◆ OBJECTIVE ◆
Print each of the following lines verbatim, but leave the pictures out of your answer.

◆ STORED RECORDS ◆

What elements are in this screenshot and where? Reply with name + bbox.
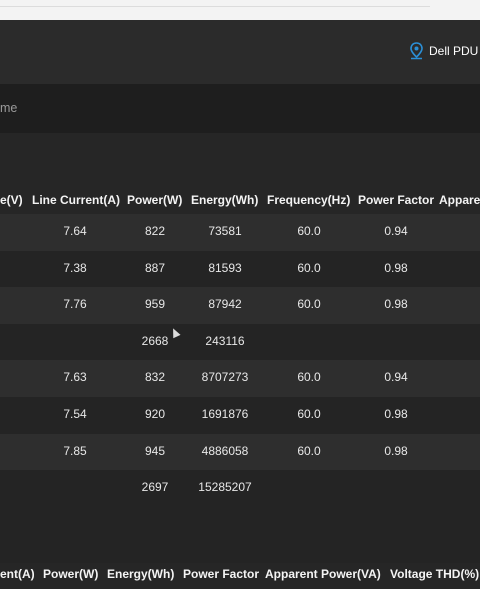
cell-line-current: 7.76 bbox=[63, 297, 87, 312]
location-pin-icon bbox=[410, 42, 423, 60]
device-selector[interactable]: Dell PDU B bbox=[409, 42, 480, 60]
col-power: Power(W) bbox=[127, 193, 183, 207]
cell-frequency: 60.0 bbox=[297, 224, 321, 238]
app-header: Dell PDU B bbox=[0, 20, 480, 84]
breadcrumb: me bbox=[0, 84, 480, 133]
col-energy: Energy(Wh) bbox=[191, 193, 259, 207]
cell-energy: 73581 bbox=[208, 224, 242, 238]
cell-energy: 4886058 bbox=[201, 443, 249, 458]
section-spacer bbox=[0, 133, 480, 185]
cell-energy: 243116 bbox=[205, 333, 245, 348]
cell-line-current: 7.38 bbox=[63, 260, 87, 275]
col-voltage: e(V) bbox=[0, 193, 23, 207]
col-apparent: Appare bbox=[439, 193, 480, 207]
cell-energy: 87942 bbox=[208, 297, 242, 312]
t2-col-power: Power(W) bbox=[43, 567, 99, 581]
cell-energy: 8707273 bbox=[201, 370, 249, 385]
cell-power-factor: 0.98 bbox=[384, 407, 408, 421]
t2-col-voltage-thd: Voltage THD(%) bbox=[390, 567, 480, 581]
cell-frequency: 60.0 bbox=[297, 297, 321, 312]
device-label: Dell PDU B bbox=[429, 44, 480, 58]
cell-power: 2668 bbox=[141, 333, 169, 348]
t2-col-apparent-power: Apparent Power(VA) bbox=[265, 567, 381, 581]
cell-line-current: 7.54 bbox=[63, 407, 87, 421]
cell-power: 945 bbox=[144, 443, 166, 458]
cell-frequency: 60.0 bbox=[297, 260, 321, 275]
cell-power-factor: 0.98 bbox=[384, 260, 408, 275]
browser-tab-edge bbox=[0, 0, 430, 7]
cell-power: 920 bbox=[144, 407, 166, 421]
col-frequency: Frequency(Hz) bbox=[267, 193, 351, 207]
cell-line-current: 7.85 bbox=[63, 443, 87, 458]
col-line-current: Line Current(A) bbox=[32, 193, 120, 207]
cell-power: 832 bbox=[144, 370, 166, 385]
cell-power-factor: 0.98 bbox=[384, 297, 408, 312]
cell-power-factor: 0.98 bbox=[384, 443, 408, 458]
cell-power: 887 bbox=[144, 260, 166, 275]
cell-frequency: 60.0 bbox=[297, 407, 321, 421]
cell-line-current: 7.63 bbox=[63, 370, 87, 385]
cell-frequency: 60.0 bbox=[297, 443, 321, 458]
cell-power: 2697 bbox=[141, 480, 169, 495]
cell-energy: 15285207 bbox=[198, 480, 252, 495]
browser-top-strip bbox=[0, 0, 480, 20]
breadcrumb-text: me bbox=[0, 101, 18, 115]
cell-power-factor: 0.94 bbox=[384, 370, 408, 385]
cell-frequency: 60.0 bbox=[297, 370, 321, 385]
section-spacer-bottom bbox=[0, 505, 480, 563]
cell-energy: 1691876 bbox=[201, 407, 249, 421]
t2-col-energy: Energy(Wh) bbox=[107, 567, 175, 581]
cell-energy: 81593 bbox=[208, 260, 242, 275]
cell-power: 959 bbox=[144, 297, 166, 312]
t2-col-power-factor: Power Factor bbox=[183, 567, 260, 581]
cell-power-factor: 0.94 bbox=[384, 224, 408, 238]
cell-power: 822 bbox=[144, 224, 166, 238]
cell-line-current: 7.64 bbox=[63, 224, 87, 238]
col-power-factor: Power Factor bbox=[358, 193, 435, 207]
t2-col-current: ent(A) bbox=[0, 567, 35, 581]
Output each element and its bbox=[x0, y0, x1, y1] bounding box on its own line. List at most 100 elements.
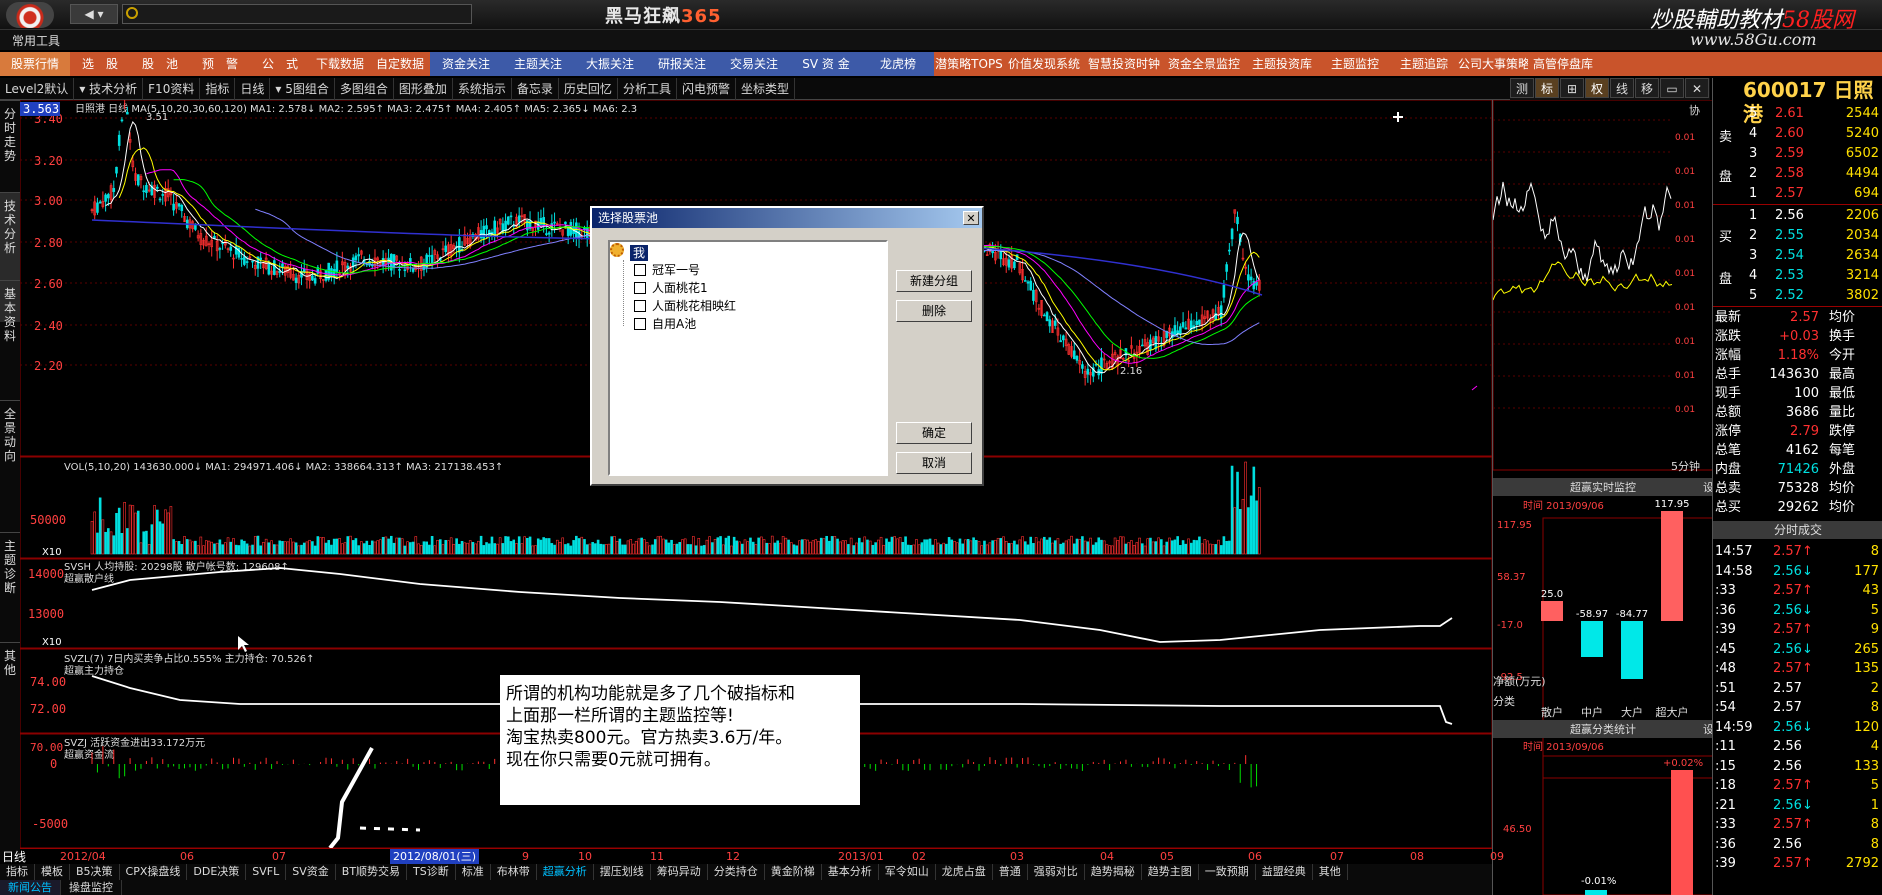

◆ RESULT ◆
What elements are in this screenshot and where? Reply with name + bbox.
cell-line-current: 7.76 bbox=[63, 297, 87, 312]
location-pin-icon bbox=[410, 42, 423, 60]
device-selector[interactable]: Dell PDU B bbox=[409, 42, 480, 60]
col-power: Power(W) bbox=[127, 193, 183, 207]
cell-frequency: 60.0 bbox=[297, 224, 321, 238]
app-header: Dell PDU B bbox=[0, 20, 480, 84]
breadcrumb: me bbox=[0, 84, 480, 133]
col-energy: Energy(Wh) bbox=[191, 193, 259, 207]
cell-energy: 73581 bbox=[208, 224, 242, 238]
cell-energy: 4886058 bbox=[201, 443, 249, 458]
section-spacer bbox=[0, 133, 480, 185]
cell-energy: 243116 bbox=[205, 333, 245, 348]
cell-line-current: 7.38 bbox=[63, 260, 87, 275]
col-voltage: e(V) bbox=[0, 193, 23, 207]
col-apparent: Appare bbox=[439, 193, 480, 207]
cell-energy: 87942 bbox=[208, 297, 242, 312]
t2-col-power: Power(W) bbox=[43, 567, 99, 581]
cell-energy: 8707273 bbox=[201, 370, 249, 385]
cell-power-factor: 0.98 bbox=[384, 407, 408, 421]
t2-col-voltage-thd: Voltage THD(%) bbox=[390, 567, 480, 581]
cell-frequency: 60.0 bbox=[297, 297, 321, 312]
device-label: Dell PDU B bbox=[429, 44, 480, 58]
cell-power: 2668 bbox=[141, 333, 169, 348]
t2-col-apparent-power: Apparent Power(VA) bbox=[265, 567, 381, 581]
cell-line-current: 7.54 bbox=[63, 407, 87, 421]
cell-power: 945 bbox=[144, 443, 166, 458]
cell-frequency: 60.0 bbox=[297, 260, 321, 275]
cell-power-factor: 0.98 bbox=[384, 260, 408, 275]
browser-tab-edge bbox=[0, 0, 430, 7]
cell-power: 920 bbox=[144, 407, 166, 421]
col-frequency: Frequency(Hz) bbox=[267, 193, 351, 207]
cell-line-current: 7.85 bbox=[63, 443, 87, 458]
col-line-current: Line Current(A) bbox=[32, 193, 120, 207]
cell-power: 832 bbox=[144, 370, 166, 385]
cell-power-factor: 0.98 bbox=[384, 297, 408, 312]
cell-power-factor: 0.98 bbox=[384, 443, 408, 458]
cell-power: 887 bbox=[144, 260, 166, 275]
cell-frequency: 60.0 bbox=[297, 407, 321, 421]
cell-line-current: 7.63 bbox=[63, 370, 87, 385]
cell-frequency: 60.0 bbox=[297, 443, 321, 458]
cell-power: 2697 bbox=[141, 480, 169, 495]
cell-energy: 15285207 bbox=[198, 480, 252, 495]
browser-top-strip bbox=[0, 0, 480, 20]
breadcrumb-text: me bbox=[0, 101, 18, 115]
cell-power-factor: 0.94 bbox=[384, 370, 408, 385]
cell-frequency: 60.0 bbox=[297, 370, 321, 385]
section-spacer-bottom bbox=[0, 505, 480, 563]
cell-energy: 1691876 bbox=[201, 407, 249, 421]
t2-col-energy: Energy(Wh) bbox=[107, 567, 175, 581]
cell-energy: 81593 bbox=[208, 260, 242, 275]
cell-power: 959 bbox=[144, 297, 166, 312]
t2-col-power-factor: Power Factor bbox=[183, 567, 260, 581]
cell-power-factor: 0.94 bbox=[384, 224, 408, 238]
cell-power: 822 bbox=[144, 224, 166, 238]
cell-line-current: 7.64 bbox=[63, 224, 87, 238]
col-power-factor: Power Factor bbox=[358, 193, 435, 207]
t2-col-current: ent(A) bbox=[0, 567, 35, 581]
Output each element and its bbox=[x0, y0, x1, y1] bounding box on its own line. List at most 100 elements.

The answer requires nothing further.